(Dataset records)
—————

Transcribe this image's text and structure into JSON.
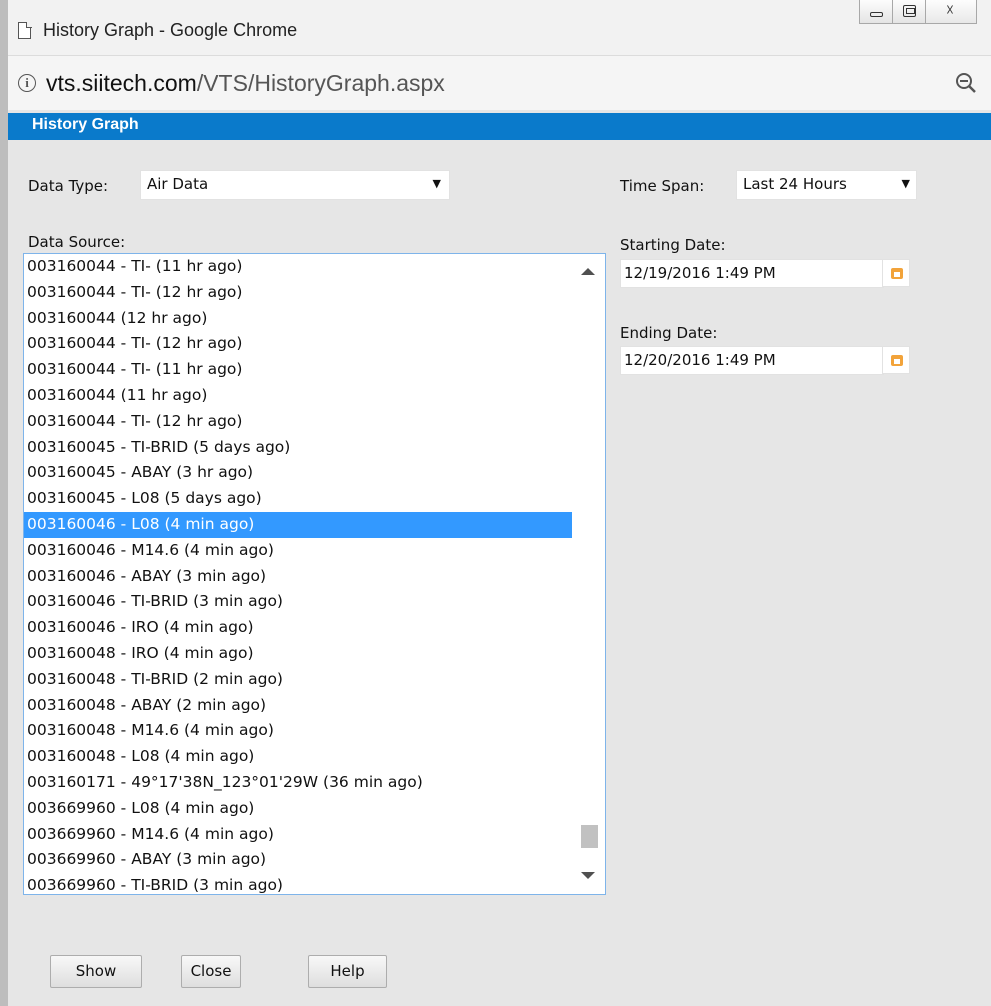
{
  "window": {
    "title": "History Graph - Google Chrome",
    "url_host": "vts.siitech.com",
    "url_path": "/VTS/HistoryGraph.aspx",
    "close_glyph": "☓"
  },
  "header": {
    "title": "History Graph"
  },
  "form": {
    "data_type_label": "Data Type:",
    "data_type_value": "Air Data",
    "time_span_label": "Time Span:",
    "time_span_value": "Last 24 Hours",
    "data_source_label": "Data Source:",
    "starting_date_label": "Starting Date:",
    "starting_date_value": "12/19/2016 1:49 PM",
    "ending_date_label": "Ending Date:",
    "ending_date_value": "12/20/2016 1:49 PM"
  },
  "data_source": {
    "selected_index": 10,
    "items": [
      "003160044 - TI- (11 hr ago)",
      "003160044 - TI- (12 hr ago)",
      "003160044 (12 hr ago)",
      "003160044 - TI- (12 hr ago)",
      "003160044 - TI- (11 hr ago)",
      "003160044 (11 hr ago)",
      "003160044 - TI- (12 hr ago)",
      "003160045 - TI-BRID (5 days ago)",
      "003160045 - ABAY (3 hr ago)",
      "003160045 - L08 (5 days ago)",
      "003160046 - L08 (4 min ago)",
      "003160046 - M14.6 (4 min ago)",
      "003160046 - ABAY (3 min ago)",
      "003160046 - TI-BRID (3 min ago)",
      "003160046 - IRO (4 min ago)",
      "003160048 - IRO (4 min ago)",
      "003160048 - TI-BRID (2 min ago)",
      "003160048 - ABAY (2 min ago)",
      "003160048 - M14.6 (4 min ago)",
      "003160048 - L08 (4 min ago)",
      "003160171 - 49°17'38N_123°01'29W (36 min ago)",
      "003669960 - L08 (4 min ago)",
      "003669960 - M14.6 (4 min ago)",
      "003669960 - ABAY (3 min ago)",
      "003669960 - TI-BRID (3 min ago)"
    ]
  },
  "buttons": {
    "show": "Show",
    "close": "Close",
    "help": "Help"
  },
  "colors": {
    "header_bg": "#0a7acb",
    "selection_bg": "#3399ff",
    "calendar_icon": "#f2a33a"
  }
}
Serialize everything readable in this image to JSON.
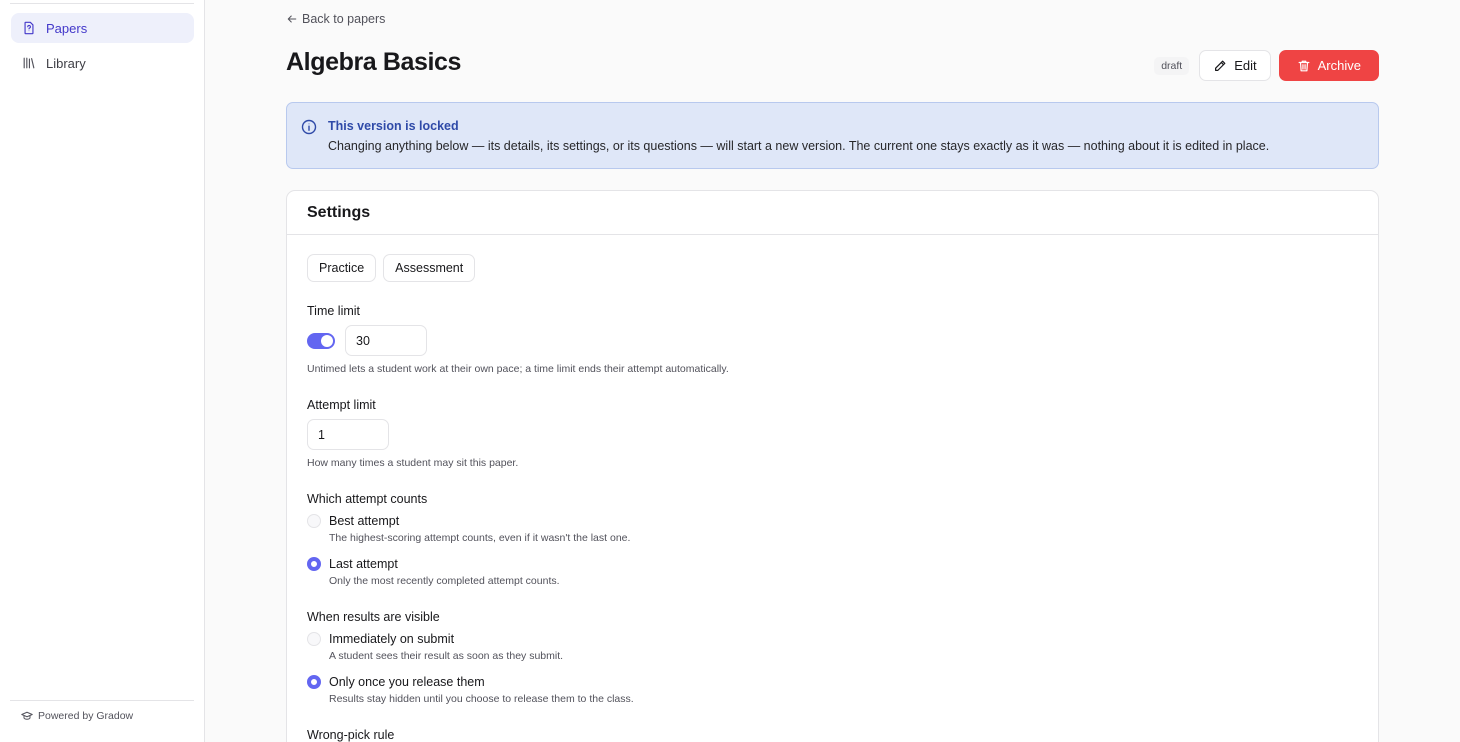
{
  "sidebar": {
    "items": [
      {
        "label": "Papers",
        "icon": "file-question-icon",
        "active": true
      },
      {
        "label": "Library",
        "icon": "library-icon",
        "active": false
      }
    ],
    "footer": "Powered by Gradow"
  },
  "header": {
    "back_label": "Back to papers",
    "title": "Algebra Basics",
    "status_badge": "draft",
    "edit_label": "Edit",
    "archive_label": "Archive"
  },
  "alert": {
    "title": "This version is locked",
    "body": "Changing anything below — its details, its settings, or its questions — will start a new version. The current one stays exactly as it was — nothing about it is edited in place."
  },
  "settings": {
    "title": "Settings",
    "presets": [
      "Practice",
      "Assessment"
    ],
    "time_limit": {
      "label": "Time limit",
      "enabled": true,
      "value": "30",
      "hint": "Untimed lets a student work at their own pace; a time limit ends their attempt automatically."
    },
    "attempt_limit": {
      "label": "Attempt limit",
      "value": "1",
      "hint": "How many times a student may sit this paper."
    },
    "attempt_counts": {
      "label": "Which attempt counts",
      "selected": "Last attempt",
      "options": [
        {
          "label": "Best attempt",
          "hint": "The highest-scoring attempt counts, even if it wasn't the last one."
        },
        {
          "label": "Last attempt",
          "hint": "Only the most recently completed attempt counts."
        }
      ]
    },
    "results_visible": {
      "label": "When results are visible",
      "selected": "Only once you release them",
      "options": [
        {
          "label": "Immediately on submit",
          "hint": "A student sees their result as soon as they submit."
        },
        {
          "label": "Only once you release them",
          "hint": "Results stay hidden until you choose to release them to the class."
        }
      ]
    },
    "wrong_pick": {
      "label": "Wrong-pick rule"
    }
  },
  "colors": {
    "accent": "#6366f1",
    "danger": "#ef4444",
    "alert_bg": "#dfe7f8",
    "alert_title": "#2f4aa8"
  }
}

—————

Write every record out again exactly; no pictures belong in the copy.

- **Solution to this problem**
Transcribe this image's text and structure into JSON.
{
  "window": {
    "title": "History Graph - Google Chrome",
    "url_host": "vts.siitech.com",
    "url_path": "/VTS/HistoryGraph.aspx",
    "close_glyph": "☓"
  },
  "header": {
    "title": "History Graph"
  },
  "form": {
    "data_type_label": "Data Type:",
    "data_type_value": "Air Data",
    "time_span_label": "Time Span:",
    "time_span_value": "Last 24 Hours",
    "data_source_label": "Data Source:",
    "starting_date_label": "Starting Date:",
    "starting_date_value": "12/19/2016 1:49 PM",
    "ending_date_label": "Ending Date:",
    "ending_date_value": "12/20/2016 1:49 PM"
  },
  "data_source": {
    "selected_index": 10,
    "items": [
      "003160044 - TI- (11 hr ago)",
      "003160044 - TI- (12 hr ago)",
      "003160044 (12 hr ago)",
      "003160044 - TI- (12 hr ago)",
      "003160044 - TI- (11 hr ago)",
      "003160044 (11 hr ago)",
      "003160044 - TI- (12 hr ago)",
      "003160045 - TI-BRID (5 days ago)",
      "003160045 - ABAY (3 hr ago)",
      "003160045 - L08 (5 days ago)",
      "003160046 - L08 (4 min ago)",
      "003160046 - M14.6 (4 min ago)",
      "003160046 - ABAY (3 min ago)",
      "003160046 - TI-BRID (3 min ago)",
      "003160046 - IRO (4 min ago)",
      "003160048 - IRO (4 min ago)",
      "003160048 - TI-BRID (2 min ago)",
      "003160048 - ABAY (2 min ago)",
      "003160048 - M14.6 (4 min ago)",
      "003160048 - L08 (4 min ago)",
      "003160171 - 49°17'38N_123°01'29W (36 min ago)",
      "003669960 - L08 (4 min ago)",
      "003669960 - M14.6 (4 min ago)",
      "003669960 - ABAY (3 min ago)",
      "003669960 - TI-BRID (3 min ago)"
    ]
  },
  "buttons": {
    "show": "Show",
    "close": "Close",
    "help": "Help"
  },
  "colors": {
    "header_bg": "#0a7acb",
    "selection_bg": "#3399ff",
    "calendar_icon": "#f2a33a"
  }
}
Serialize everything readable in this image to JSON.
{
  "sidebar": {
    "items": [
      {
        "label": "Papers",
        "icon": "file-question-icon",
        "active": true
      },
      {
        "label": "Library",
        "icon": "library-icon",
        "active": false
      }
    ],
    "footer": "Powered by Gradow"
  },
  "header": {
    "back_label": "Back to papers",
    "title": "Algebra Basics",
    "status_badge": "draft",
    "edit_label": "Edit",
    "archive_label": "Archive"
  },
  "alert": {
    "title": "This version is locked",
    "body": "Changing anything below — its details, its settings, or its questions — will start a new version. The current one stays exactly as it was — nothing about it is edited in place."
  },
  "settings": {
    "title": "Settings",
    "presets": [
      "Practice",
      "Assessment"
    ],
    "time_limit": {
      "label": "Time limit",
      "enabled": true,
      "value": "30",
      "hint": "Untimed lets a student work at their own pace; a time limit ends their attempt automatically."
    },
    "attempt_limit": {
      "label": "Attempt limit",
      "value": "1",
      "hint": "How many times a student may sit this paper."
    },
    "attempt_counts": {
      "label": "Which attempt counts",
      "selected": "Last attempt",
      "options": [
        {
          "label": "Best attempt",
          "hint": "The highest-scoring attempt counts, even if it wasn't the last one."
        },
        {
          "label": "Last attempt",
          "hint": "Only the most recently completed attempt counts."
        }
      ]
    },
    "results_visible": {
      "label": "When results are visible",
      "selected": "Only once you release them",
      "options": [
        {
          "label": "Immediately on submit",
          "hint": "A student sees their result as soon as they submit."
        },
        {
          "label": "Only once you release them",
          "hint": "Results stay hidden until you choose to release them to the class."
        }
      ]
    },
    "wrong_pick": {
      "label": "Wrong-pick rule"
    }
  },
  "colors": {
    "accent": "#6366f1",
    "danger": "#ef4444",
    "alert_bg": "#dfe7f8",
    "alert_title": "#2f4aa8"
  }
}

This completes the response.